**Data**.
>>>>

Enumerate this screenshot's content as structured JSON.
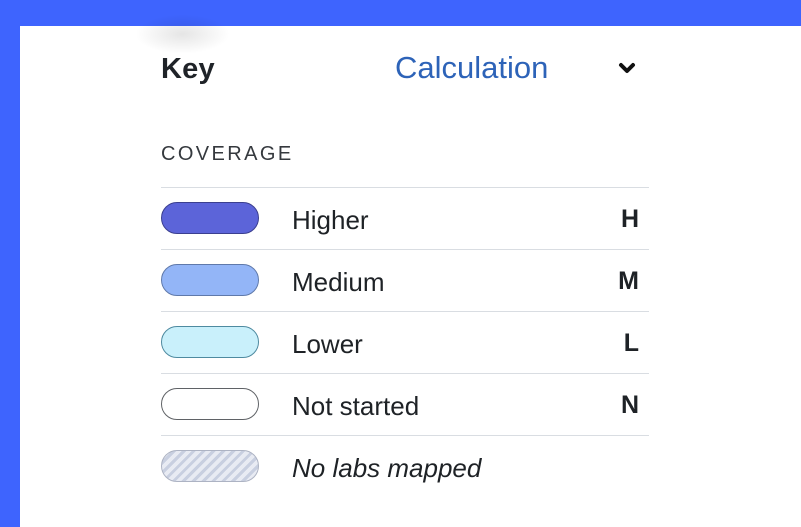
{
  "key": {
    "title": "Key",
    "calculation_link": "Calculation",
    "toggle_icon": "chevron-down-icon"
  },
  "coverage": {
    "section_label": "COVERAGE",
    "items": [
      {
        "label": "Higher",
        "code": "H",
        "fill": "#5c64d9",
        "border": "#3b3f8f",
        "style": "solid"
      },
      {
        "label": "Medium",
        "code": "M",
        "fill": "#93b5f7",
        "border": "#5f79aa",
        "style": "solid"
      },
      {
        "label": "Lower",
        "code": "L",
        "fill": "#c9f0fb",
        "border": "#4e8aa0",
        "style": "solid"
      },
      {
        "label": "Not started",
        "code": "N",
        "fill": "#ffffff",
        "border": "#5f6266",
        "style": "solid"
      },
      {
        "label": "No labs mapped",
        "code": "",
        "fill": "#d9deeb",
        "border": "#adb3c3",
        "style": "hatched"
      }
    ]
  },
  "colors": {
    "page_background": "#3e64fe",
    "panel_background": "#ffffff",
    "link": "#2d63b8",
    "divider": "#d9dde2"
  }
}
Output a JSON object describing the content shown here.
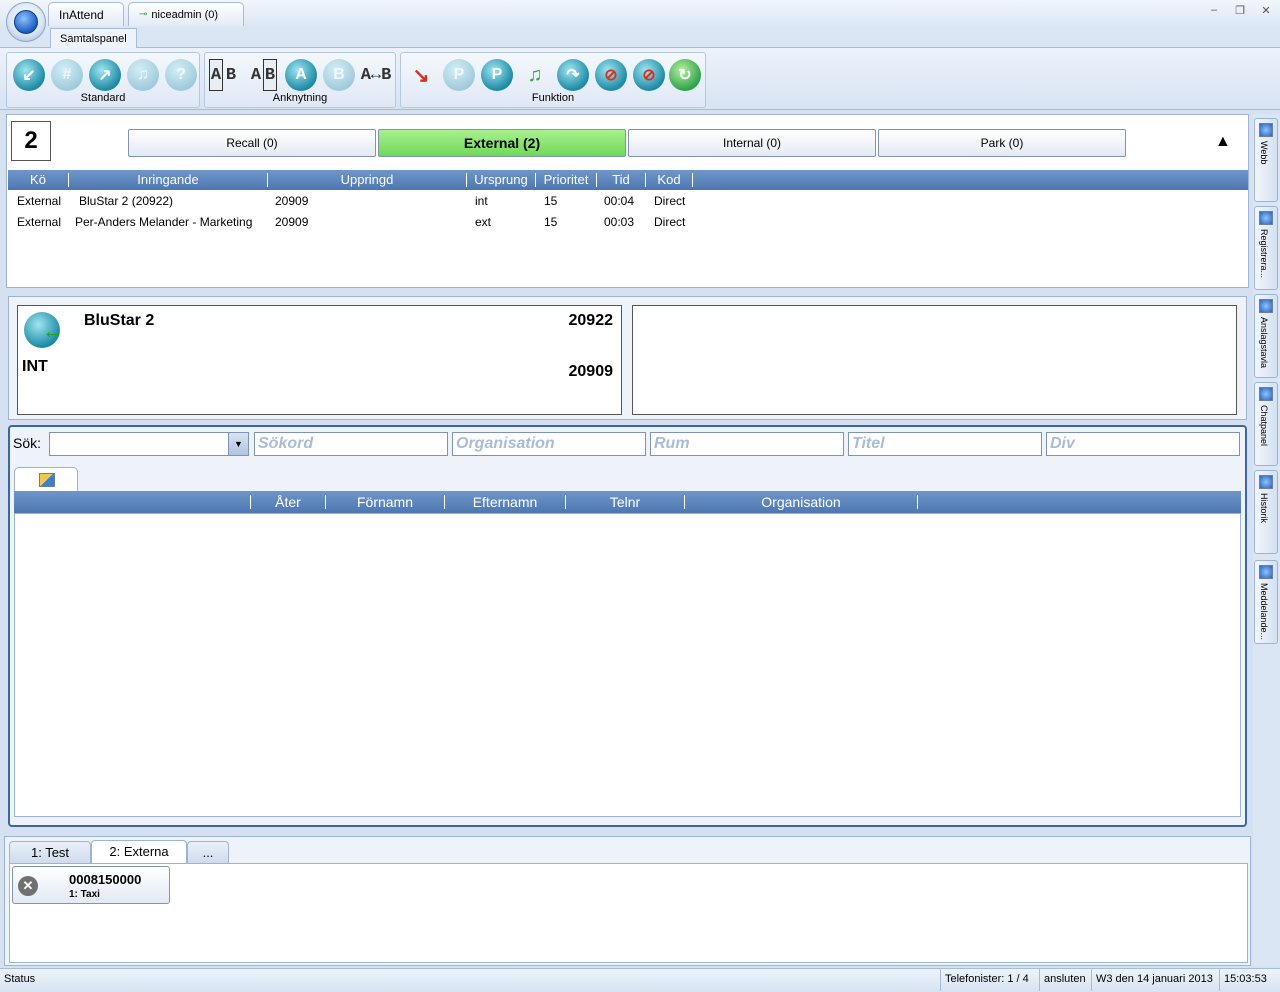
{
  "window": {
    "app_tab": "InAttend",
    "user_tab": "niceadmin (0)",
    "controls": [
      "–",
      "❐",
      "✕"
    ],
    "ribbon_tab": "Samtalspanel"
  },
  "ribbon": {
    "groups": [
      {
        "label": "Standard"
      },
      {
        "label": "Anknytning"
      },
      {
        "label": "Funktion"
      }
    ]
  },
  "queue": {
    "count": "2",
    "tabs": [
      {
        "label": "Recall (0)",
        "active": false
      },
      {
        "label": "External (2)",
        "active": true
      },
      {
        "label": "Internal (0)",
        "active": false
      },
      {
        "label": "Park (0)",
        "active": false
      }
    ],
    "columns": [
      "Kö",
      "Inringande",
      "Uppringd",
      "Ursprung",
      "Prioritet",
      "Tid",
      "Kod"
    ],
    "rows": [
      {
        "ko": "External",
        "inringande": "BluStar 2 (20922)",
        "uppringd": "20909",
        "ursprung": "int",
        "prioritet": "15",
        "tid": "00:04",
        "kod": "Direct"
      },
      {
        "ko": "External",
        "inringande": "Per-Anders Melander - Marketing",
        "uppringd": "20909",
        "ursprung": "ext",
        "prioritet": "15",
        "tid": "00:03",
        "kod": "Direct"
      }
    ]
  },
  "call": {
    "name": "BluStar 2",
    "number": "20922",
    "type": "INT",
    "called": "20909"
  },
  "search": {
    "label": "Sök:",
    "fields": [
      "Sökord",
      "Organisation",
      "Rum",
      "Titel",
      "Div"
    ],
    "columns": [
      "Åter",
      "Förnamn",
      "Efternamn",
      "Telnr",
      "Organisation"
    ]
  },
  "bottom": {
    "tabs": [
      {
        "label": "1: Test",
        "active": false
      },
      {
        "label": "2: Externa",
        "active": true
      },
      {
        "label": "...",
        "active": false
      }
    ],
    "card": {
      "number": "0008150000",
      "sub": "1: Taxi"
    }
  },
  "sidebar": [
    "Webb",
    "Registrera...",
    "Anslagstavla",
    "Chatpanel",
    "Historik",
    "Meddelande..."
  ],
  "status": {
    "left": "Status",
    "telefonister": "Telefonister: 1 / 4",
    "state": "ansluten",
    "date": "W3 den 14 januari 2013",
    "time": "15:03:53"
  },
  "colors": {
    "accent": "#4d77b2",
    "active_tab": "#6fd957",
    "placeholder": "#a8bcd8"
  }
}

<<<<

**Exercise brief**.
Print each of the records above exactly as written, leaving no picture in the copy.

**Final answer**.
Enumerate this screenshot's content as structured JSON.
{
  "key": {
    "title": "Key",
    "calculation_link": "Calculation",
    "toggle_icon": "chevron-down-icon"
  },
  "coverage": {
    "section_label": "COVERAGE",
    "items": [
      {
        "label": "Higher",
        "code": "H",
        "fill": "#5c64d9",
        "border": "#3b3f8f",
        "style": "solid"
      },
      {
        "label": "Medium",
        "code": "M",
        "fill": "#93b5f7",
        "border": "#5f79aa",
        "style": "solid"
      },
      {
        "label": "Lower",
        "code": "L",
        "fill": "#c9f0fb",
        "border": "#4e8aa0",
        "style": "solid"
      },
      {
        "label": "Not started",
        "code": "N",
        "fill": "#ffffff",
        "border": "#5f6266",
        "style": "solid"
      },
      {
        "label": "No labs mapped",
        "code": "",
        "fill": "#d9deeb",
        "border": "#adb3c3",
        "style": "hatched"
      }
    ]
  },
  "colors": {
    "page_background": "#3e64fe",
    "panel_background": "#ffffff",
    "link": "#2d63b8",
    "divider": "#d9dde2"
  }
}
Output a JSON object describing the content shown here.
{
  "window": {
    "app_tab": "InAttend",
    "user_tab": "niceadmin (0)",
    "controls": [
      "–",
      "❐",
      "✕"
    ],
    "ribbon_tab": "Samtalspanel"
  },
  "ribbon": {
    "groups": [
      {
        "label": "Standard"
      },
      {
        "label": "Anknytning"
      },
      {
        "label": "Funktion"
      }
    ]
  },
  "queue": {
    "count": "2",
    "tabs": [
      {
        "label": "Recall (0)",
        "active": false
      },
      {
        "label": "External (2)",
        "active": true
      },
      {
        "label": "Internal (0)",
        "active": false
      },
      {
        "label": "Park (0)",
        "active": false
      }
    ],
    "columns": [
      "Kö",
      "Inringande",
      "Uppringd",
      "Ursprung",
      "Prioritet",
      "Tid",
      "Kod"
    ],
    "rows": [
      {
        "ko": "External",
        "inringande": "BluStar 2 (20922)",
        "uppringd": "20909",
        "ursprung": "int",
        "prioritet": "15",
        "tid": "00:04",
        "kod": "Direct"
      },
      {
        "ko": "External",
        "inringande": "Per-Anders Melander - Marketing",
        "uppringd": "20909",
        "ursprung": "ext",
        "prioritet": "15",
        "tid": "00:03",
        "kod": "Direct"
      }
    ]
  },
  "call": {
    "name": "BluStar 2",
    "number": "20922",
    "type": "INT",
    "called": "20909"
  },
  "search": {
    "label": "Sök:",
    "fields": [
      "Sökord",
      "Organisation",
      "Rum",
      "Titel",
      "Div"
    ],
    "columns": [
      "Åter",
      "Förnamn",
      "Efternamn",
      "Telnr",
      "Organisation"
    ]
  },
  "bottom": {
    "tabs": [
      {
        "label": "1: Test",
        "active": false
      },
      {
        "label": "2: Externa",
        "active": true
      },
      {
        "label": "...",
        "active": false
      }
    ],
    "card": {
      "number": "0008150000",
      "sub": "1: Taxi"
    }
  },
  "sidebar": [
    "Webb",
    "Registrera...",
    "Anslagstavla",
    "Chatpanel",
    "Historik",
    "Meddelande..."
  ],
  "status": {
    "left": "Status",
    "telefonister": "Telefonister: 1 / 4",
    "state": "ansluten",
    "date": "W3 den 14 januari 2013",
    "time": "15:03:53"
  },
  "colors": {
    "accent": "#4d77b2",
    "active_tab": "#6fd957",
    "placeholder": "#a8bcd8"
  }
}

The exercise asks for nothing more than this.